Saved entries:
.....

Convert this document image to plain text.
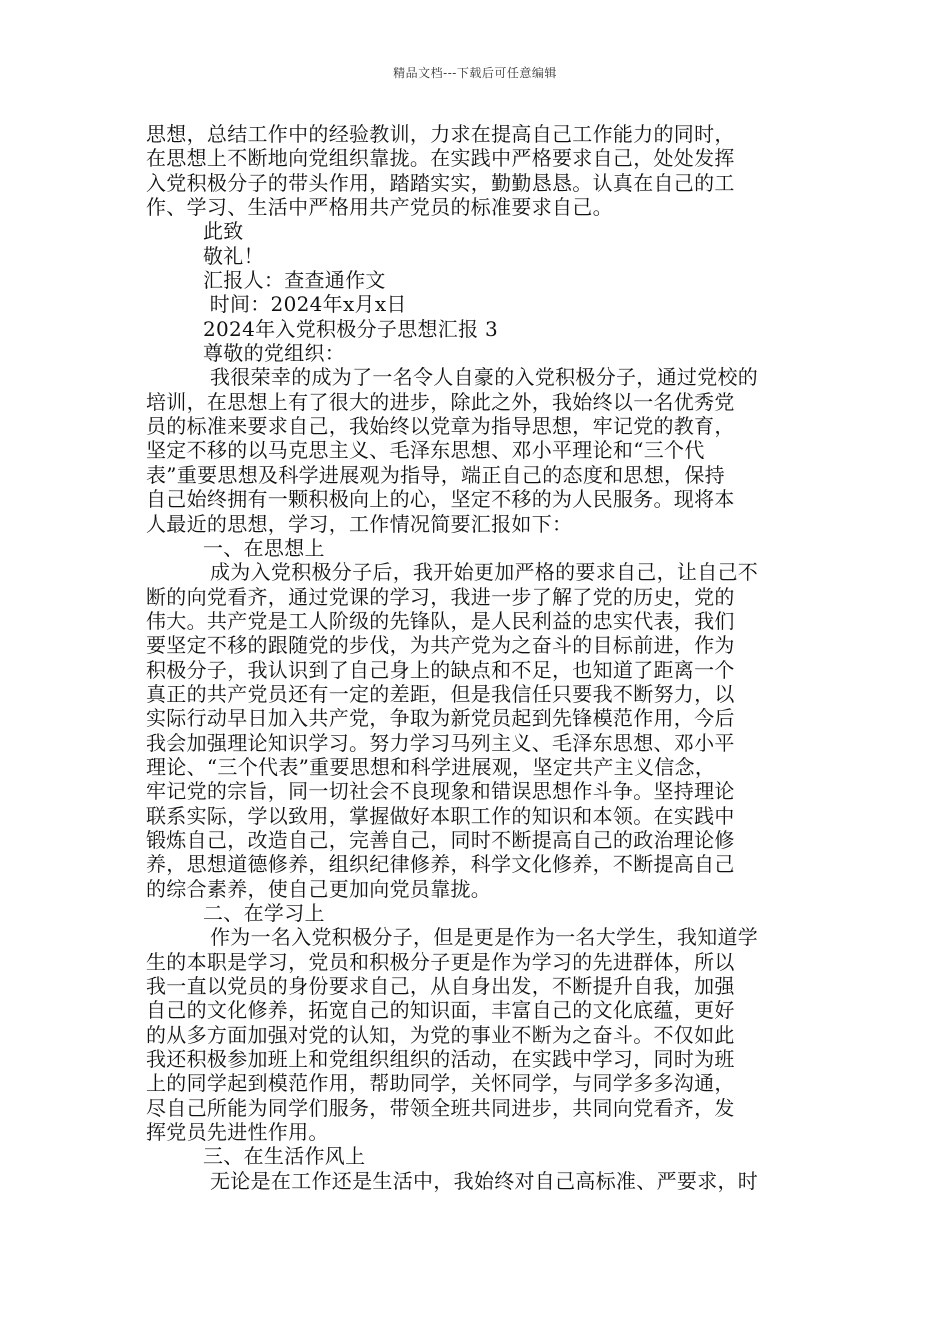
精品文档---下载后可任意编辑
思想，总结工作中的经验教训，力求在提高自己工作能力的同时，
在思想上不断地向党组织靠拢。在实践中严格要求自己，处处发挥
入党积极分子的带头作用，踏踏实实，勤勤恳恳。认真在自己的工
作、学习、生活中严格用共产党员的标准要求自己。
此致
敬礼！
汇报人：查查通作文
时间：2024年x月x日
2024年入党积极分子思想汇报 3
尊敬的党组织：
我很荣幸的成为了一名令人自豪的入党积极分子，通过党校的
培训，在思想上有了很大的进步，除此之外，我始终以一名优秀党
员的标准来要求自己，我始终以党章为指导思想，牢记党的教育，
坚定不移的以马克思主义、毛泽东思想、邓小平理论和“三个代
表”重要思想及科学进展观为指导，端正自己的态度和思想，保持
自己始终拥有一颗积极向上的心，坚定不移的为人民服务。现将本
人最近的思想，学习，工作情况简要汇报如下：
一、在思想上
成为入党积极分子后，我开始更加严格的要求自己，让自己不
断的向党看齐，通过党课的学习，我进一步了解了党的历史，党的
伟大。共产党是工人阶级的先锋队，是人民利益的忠实代表，我们
要坚定不移的跟随党的步伐，为共产党为之奋斗的目标前进，作为
积极分子，我认识到了自己身上的缺点和不足，也知道了距离一个
真正的共产党员还有一定的差距，但是我信任只要我不断努力，以
实际行动早日加入共产党，争取为新党员起到先锋模范作用，今后
我会加强理论知识学习。努力学习马列主义、毛泽东思想、邓小平
理论、“三个代表”重要思想和科学进展观，坚定共产主义信念，
牢记党的宗旨，同一切社会不良现象和错误思想作斗争。坚持理论
联系实际，学以致用，掌握做好本职工作的知识和本领。在实践中
锻炼自己，改造自己，完善自己，同时不断提高自己的政治理论修
养，思想道德修养，组织纪律修养，科学文化修养，不断提高自己
的综合素养，使自己更加向党员靠拢。
二、在学习上
作为一名入党积极分子，但是更是作为一名大学生，我知道学
生的本职是学习，党员和积极分子更是作为学习的先进群体，所以
我一直以党员的身份要求自己，从自身出发，不断提升自我，加强
自己的文化修养，拓宽自己的知识面，丰富自己的文化底蕴，更好
的从多方面加强对党的认知，为党的事业不断为之奋斗。不仅如此
我还积极参加班上和党组织组织的活动，在实践中学习，同时为班
上的同学起到模范作用，帮助同学，关怀同学，与同学多多沟通，
尽自己所能为同学们服务，带领全班共同进步，共同向党看齐，发
挥党员先进性作用。
三、在生活作风上
无论是在工作还是生活中，我始终对自己高标准、严要求，时
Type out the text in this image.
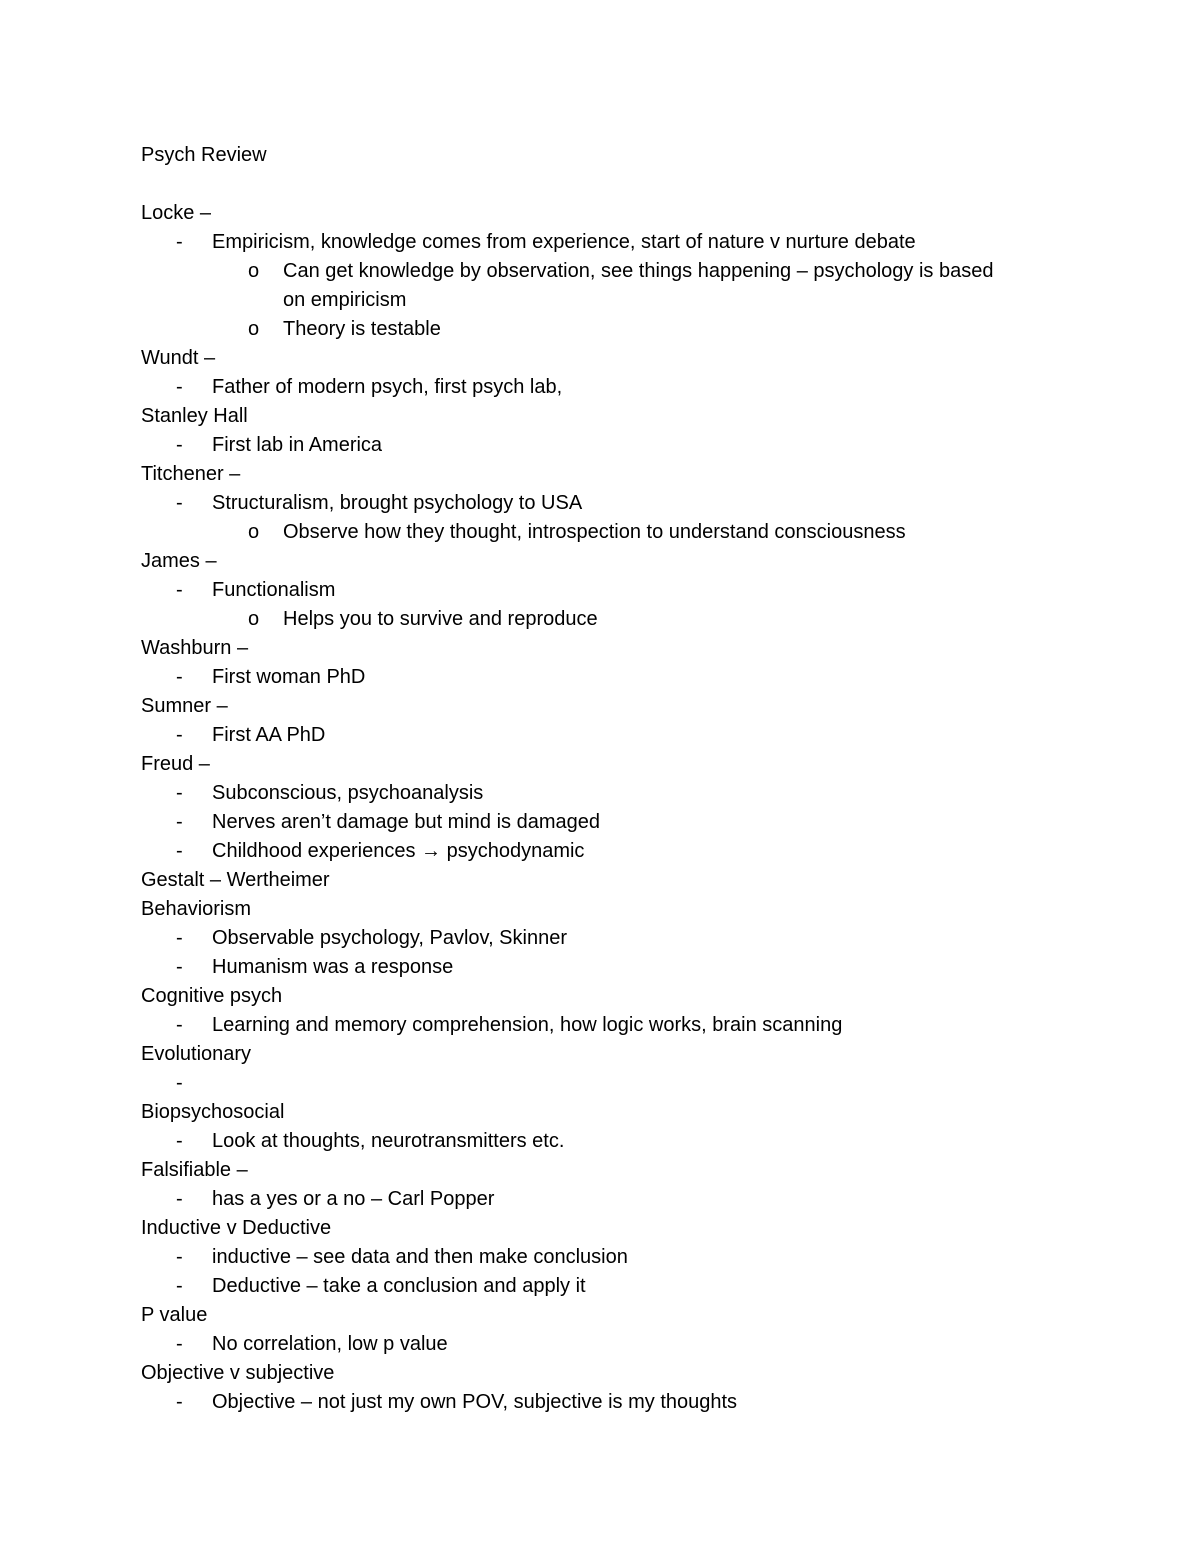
Psych Review
Locke –
- Empiricism, knowledge comes from experience, start of nature v nurture debate
o Can get knowledge by observation, see things happening – psychology is based
on empiricism
o Theory is testable
Wundt –
- Father of modern psych, first psych lab,
Stanley Hall
- First lab in America
Titchener –
- Structuralism, brought psychology to USA
o Observe how they thought, introspection to understand consciousness
James –
- Functionalism
o Helps you to survive and reproduce
Washburn –
- First woman PhD
Sumner –
- First AA PhD
Freud –
- Subconscious, psychoanalysis
- Nerves aren’t damage but mind is damaged
- Childhood experiences → psychodynamic
Gestalt – Wertheimer
Behaviorism
- Observable psychology, Pavlov, Skinner
- Humanism was a response
Cognitive psych
- Learning and memory comprehension, how logic works, brain scanning
Evolutionary
-
Biopsychosocial
- Look at thoughts, neurotransmitters etc.
Falsifiable –
- has a yes or a no – Carl Popper
Inductive v Deductive
- inductive – see data and then make conclusion
- Deductive – take a conclusion and apply it
P value
- No correlation, low p value
Objective v subjective
- Objective – not just my own POV, subjective is my thoughts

.....

Do this: Restate the data above exactly, stripping out each image.

Response below:
Convert this document image to plain text.
精品文档---下载后可任意编辑
思想，总结工作中的经验教训，力求在提高自己工作能力的同时，
在思想上不断地向党组织靠拢。在实践中严格要求自己，处处发挥
入党积极分子的带头作用，踏踏实实，勤勤恳恳。认真在自己的工
作、学习、生活中严格用共产党员的标准要求自己。
此致
敬礼！
汇报人：查查通作文
时间：2024年x月x日
2024年入党积极分子思想汇报 3
尊敬的党组织：
我很荣幸的成为了一名令人自豪的入党积极分子，通过党校的
培训，在思想上有了很大的进步，除此之外，我始终以一名优秀党
员的标准来要求自己，我始终以党章为指导思想，牢记党的教育，
坚定不移的以马克思主义、毛泽东思想、邓小平理论和“三个代
表”重要思想及科学进展观为指导，端正自己的态度和思想，保持
自己始终拥有一颗积极向上的心，坚定不移的为人民服务。现将本
人最近的思想，学习，工作情况简要汇报如下：
一、在思想上
成为入党积极分子后，我开始更加严格的要求自己，让自己不
断的向党看齐，通过党课的学习，我进一步了解了党的历史，党的
伟大。共产党是工人阶级的先锋队，是人民利益的忠实代表，我们
要坚定不移的跟随党的步伐，为共产党为之奋斗的目标前进，作为
积极分子，我认识到了自己身上的缺点和不足，也知道了距离一个
真正的共产党员还有一定的差距，但是我信任只要我不断努力，以
实际行动早日加入共产党，争取为新党员起到先锋模范作用，今后
我会加强理论知识学习。努力学习马列主义、毛泽东思想、邓小平
理论、“三个代表”重要思想和科学进展观，坚定共产主义信念，
牢记党的宗旨，同一切社会不良现象和错误思想作斗争。坚持理论
联系实际，学以致用，掌握做好本职工作的知识和本领。在实践中
锻炼自己，改造自己，完善自己，同时不断提高自己的政治理论修
养，思想道德修养，组织纪律修养，科学文化修养，不断提高自己
的综合素养，使自己更加向党员靠拢。
二、在学习上
作为一名入党积极分子，但是更是作为一名大学生，我知道学
生的本职是学习，党员和积极分子更是作为学习的先进群体，所以
我一直以党员的身份要求自己，从自身出发，不断提升自我，加强
自己的文化修养，拓宽自己的知识面，丰富自己的文化底蕴，更好
的从多方面加强对党的认知，为党的事业不断为之奋斗。不仅如此
我还积极参加班上和党组织组织的活动，在实践中学习，同时为班
上的同学起到模范作用，帮助同学，关怀同学，与同学多多沟通，
尽自己所能为同学们服务，带领全班共同进步，共同向党看齐，发
挥党员先进性作用。
三、在生活作风上
无论是在工作还是生活中，我始终对自己高标准、严要求，时
Type out the text in this image.
Psych Review
Locke –
- Empiricism, knowledge comes from experience, start of nature v nurture debate
o Can get knowledge by observation, see things happening – psychology is based
on empiricism
o Theory is testable
Wundt –
- Father of modern psych, first psych lab,
Stanley Hall
- First lab in America
Titchener –
- Structuralism, brought psychology to USA
o Observe how they thought, introspection to understand consciousness
James –
- Functionalism
o Helps you to survive and reproduce
Washburn –
- First woman PhD
Sumner –
- First AA PhD
Freud –
- Subconscious, psychoanalysis
- Nerves aren’t damage but mind is damaged
- Childhood experiences → psychodynamic
Gestalt – Wertheimer
Behaviorism
- Observable psychology, Pavlov, Skinner
- Humanism was a response
Cognitive psych
- Learning and memory comprehension, how logic works, brain scanning
Evolutionary
-
Biopsychosocial
- Look at thoughts, neurotransmitters etc.
Falsifiable –
- has a yes or a no – Carl Popper
Inductive v Deductive
- inductive – see data and then make conclusion
- Deductive – take a conclusion and apply it
P value
- No correlation, low p value
Objective v subjective
- Objective – not just my own POV, subjective is my thoughts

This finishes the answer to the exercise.